# Data for the task:
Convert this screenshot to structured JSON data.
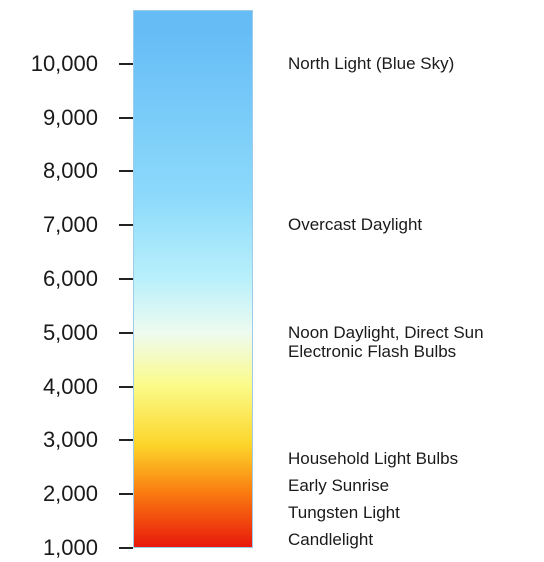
{
  "scale": {
    "ticks": [
      "1,000",
      "2,000",
      "3,000",
      "4,000",
      "5,000",
      "6,000",
      "7,000",
      "8,000",
      "9,000",
      "10,000"
    ],
    "tick_values": [
      1000,
      2000,
      3000,
      4000,
      5000,
      6000,
      7000,
      8000,
      9000,
      10000
    ],
    "gradient_stops": [
      {
        "value": 1000,
        "color": "#e8180c"
      },
      {
        "value": 2000,
        "color": "#fa7a10"
      },
      {
        "value": 2900,
        "color": "#fcd52a"
      },
      {
        "value": 4000,
        "color": "#fbfb88"
      },
      {
        "value": 5000,
        "color": "#eefbf0"
      },
      {
        "value": 6000,
        "color": "#b9f0fb"
      },
      {
        "value": 7500,
        "color": "#8ddafb"
      },
      {
        "value": 10600,
        "color": "#66bdf6"
      }
    ],
    "bar_border_color": "#9ecbe6"
  },
  "light_sources": [
    {
      "label": "North Light (Blue Sky)",
      "value": 10000
    },
    {
      "label": "Overcast Daylight",
      "value": 7000
    },
    {
      "label": "Noon Daylight, Direct Sun",
      "value": 5000
    },
    {
      "label": "Electronic Flash Bulbs",
      "value": 4650
    },
    {
      "label": "Household Light Bulbs",
      "value": 2650
    },
    {
      "label": "Early Sunrise",
      "value": 2150
    },
    {
      "label": "Tungsten Light",
      "value": 1650
    },
    {
      "label": "Candlelight",
      "value": 1150
    }
  ]
}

# What you need to do:
Return the records exactly. Don't carry the pictures over.

# Output for this exercise:
Convert this screenshot to structured JSON data.
{
  "scale": {
    "ticks": [
      "1,000",
      "2,000",
      "3,000",
      "4,000",
      "5,000",
      "6,000",
      "7,000",
      "8,000",
      "9,000",
      "10,000"
    ],
    "tick_values": [
      1000,
      2000,
      3000,
      4000,
      5000,
      6000,
      7000,
      8000,
      9000,
      10000
    ],
    "gradient_stops": [
      {
        "value": 1000,
        "color": "#e8180c"
      },
      {
        "value": 2000,
        "color": "#fa7a10"
      },
      {
        "value": 2900,
        "color": "#fcd52a"
      },
      {
        "value": 4000,
        "color": "#fbfb88"
      },
      {
        "value": 5000,
        "color": "#eefbf0"
      },
      {
        "value": 6000,
        "color": "#b9f0fb"
      },
      {
        "value": 7500,
        "color": "#8ddafb"
      },
      {
        "value": 10600,
        "color": "#66bdf6"
      }
    ],
    "bar_border_color": "#9ecbe6"
  },
  "light_sources": [
    {
      "label": "North Light (Blue Sky)",
      "value": 10000
    },
    {
      "label": "Overcast Daylight",
      "value": 7000
    },
    {
      "label": "Noon Daylight, Direct Sun",
      "value": 5000
    },
    {
      "label": "Electronic Flash Bulbs",
      "value": 4650
    },
    {
      "label": "Household Light Bulbs",
      "value": 2650
    },
    {
      "label": "Early Sunrise",
      "value": 2150
    },
    {
      "label": "Tungsten Light",
      "value": 1650
    },
    {
      "label": "Candlelight",
      "value": 1150
    }
  ]
}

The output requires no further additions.